練習問題 — 本文にある次の一文を英語に訳しなさい。「逃げ出した「聖なる花嫁」の前に、殺伐とした「外の世界」が広がる。」

本文 —
<<<<

国のための生贄に、NOと言った花嫁の冒険

                        ------紫堂恭子「聖なる花嫁の反乱」1巻を読む(2008.1.8)


前作がいささかお子様向けだったのに対して、本作は「本気」だ。
しかも、相当にハードルが高い。なんと、「生贄ネタ」なのだ。

外の世界が争い続きの中で、故郷の村が平和でいるために必要な命。それが「聖なる花嫁」だ。
言わば、「あなたは、お国のために自らの命を捨てますか」という問いかけに、
生きることの大切さを描き続けてきた紫堂恭子の主人公は、もちろん「No」と答える。

逃げ出した「聖なる花嫁」の前に、殺伐とした「外の世界」が広がる。
しかも、これまでの主人公と違って、権力も魔力も庇護者も持ち合わせていない。
元気だけがとりえのような「花嫁」は、何を発見し、何を体験するのか。
本格的すぎて、行く末がいささか心配になりそうなほど本格的なドラマだ。

すなわち、紫堂恭子は、「社会全体の幸福のための私権の制限」から出発し、
「秩序を維持するための暴力」「生き延びるがための犯罪」という答えの出しにくい問題に
自分なりの答えを出そうとしているのだ。

>>>>

提供資料 —
<<<<

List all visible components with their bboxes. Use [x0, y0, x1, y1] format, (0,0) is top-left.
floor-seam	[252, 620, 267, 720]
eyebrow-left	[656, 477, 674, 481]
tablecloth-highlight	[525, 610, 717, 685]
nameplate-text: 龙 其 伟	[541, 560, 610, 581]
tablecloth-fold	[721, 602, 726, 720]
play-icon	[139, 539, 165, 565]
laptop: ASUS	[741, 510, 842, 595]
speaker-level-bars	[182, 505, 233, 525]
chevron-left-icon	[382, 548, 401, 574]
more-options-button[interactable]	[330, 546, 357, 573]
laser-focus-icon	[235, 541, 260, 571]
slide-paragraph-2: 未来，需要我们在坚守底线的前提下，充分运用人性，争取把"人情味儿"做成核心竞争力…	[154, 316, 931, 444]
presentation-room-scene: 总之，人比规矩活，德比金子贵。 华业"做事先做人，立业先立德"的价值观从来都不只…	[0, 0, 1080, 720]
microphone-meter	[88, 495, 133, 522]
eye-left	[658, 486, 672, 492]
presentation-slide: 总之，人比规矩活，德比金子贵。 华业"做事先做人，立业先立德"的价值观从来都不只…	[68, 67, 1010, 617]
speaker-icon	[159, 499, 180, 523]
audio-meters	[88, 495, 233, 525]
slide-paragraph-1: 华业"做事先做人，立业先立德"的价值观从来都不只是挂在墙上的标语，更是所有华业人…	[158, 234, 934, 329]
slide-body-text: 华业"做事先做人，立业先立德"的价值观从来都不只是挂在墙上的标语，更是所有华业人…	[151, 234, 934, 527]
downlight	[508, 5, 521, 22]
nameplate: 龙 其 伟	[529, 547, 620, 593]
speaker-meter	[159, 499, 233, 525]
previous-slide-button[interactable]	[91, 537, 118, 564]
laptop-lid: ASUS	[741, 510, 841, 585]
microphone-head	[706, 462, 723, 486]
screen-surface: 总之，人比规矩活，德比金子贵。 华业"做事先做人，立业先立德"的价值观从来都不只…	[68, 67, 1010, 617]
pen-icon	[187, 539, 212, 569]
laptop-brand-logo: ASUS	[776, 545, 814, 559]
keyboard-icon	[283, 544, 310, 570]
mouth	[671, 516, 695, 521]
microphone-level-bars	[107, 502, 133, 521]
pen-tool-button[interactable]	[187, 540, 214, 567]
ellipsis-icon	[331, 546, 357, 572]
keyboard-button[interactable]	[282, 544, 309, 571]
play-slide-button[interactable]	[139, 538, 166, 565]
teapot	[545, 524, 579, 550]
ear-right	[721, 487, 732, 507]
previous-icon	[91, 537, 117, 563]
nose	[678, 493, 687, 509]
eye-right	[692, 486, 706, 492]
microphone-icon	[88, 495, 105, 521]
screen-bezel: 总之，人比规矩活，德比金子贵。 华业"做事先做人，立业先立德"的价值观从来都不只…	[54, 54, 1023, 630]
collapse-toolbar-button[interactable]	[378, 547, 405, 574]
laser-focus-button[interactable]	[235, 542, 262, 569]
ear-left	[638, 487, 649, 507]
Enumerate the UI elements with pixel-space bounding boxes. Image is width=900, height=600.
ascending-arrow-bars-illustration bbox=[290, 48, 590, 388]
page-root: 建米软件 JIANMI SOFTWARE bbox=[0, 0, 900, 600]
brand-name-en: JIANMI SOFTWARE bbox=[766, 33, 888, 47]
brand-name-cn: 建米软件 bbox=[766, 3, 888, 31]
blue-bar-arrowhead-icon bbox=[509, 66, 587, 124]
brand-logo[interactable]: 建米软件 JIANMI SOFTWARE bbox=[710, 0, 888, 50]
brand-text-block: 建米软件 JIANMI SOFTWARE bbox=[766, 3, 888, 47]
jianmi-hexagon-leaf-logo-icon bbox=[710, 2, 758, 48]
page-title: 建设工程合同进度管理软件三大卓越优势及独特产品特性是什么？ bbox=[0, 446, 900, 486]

>>>>

解答 — A bleak, cutthroat "outside world" spreads out before the "Holy Bride" who has run away.